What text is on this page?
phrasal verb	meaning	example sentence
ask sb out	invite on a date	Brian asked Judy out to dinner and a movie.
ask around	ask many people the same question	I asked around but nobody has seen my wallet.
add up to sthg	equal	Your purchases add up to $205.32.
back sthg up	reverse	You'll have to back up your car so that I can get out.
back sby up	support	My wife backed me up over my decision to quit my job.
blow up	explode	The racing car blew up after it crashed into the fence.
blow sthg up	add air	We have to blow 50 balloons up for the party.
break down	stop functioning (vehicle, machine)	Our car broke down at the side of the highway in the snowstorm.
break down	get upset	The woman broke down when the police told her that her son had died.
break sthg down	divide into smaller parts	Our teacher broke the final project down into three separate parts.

━━━━━━━━

*WHAT THE TASK REQUIRES:*
Produce an exact copy of all the records.

*FINAL ANSWER:*
What text is on this page?
phrasal verb	meaning	example sentence
ask sb out	invite on a date	Brian asked Judy out to dinner and a movie.
ask around	ask many people the same question	I asked around but nobody has seen my wallet.
add up to sthg	equal	Your purchases add up to $205.32.
back sthg up	reverse	You'll have to back up your car so that I can get out.
back sby up	support	My wife backed me up over my decision to quit my job.
blow up	explode	The racing car blew up after it crashed into the fence.
blow sthg up	add air	We have to blow 50 balloons up for the party.
break down	stop functioning (vehicle, machine)	Our car broke down at the side of the highway in the snowstorm.
break down	get upset	The woman broke down when the police told her that her son had died.
break sthg down	divide into smaller parts	Our teacher broke the final project down into three separate parts.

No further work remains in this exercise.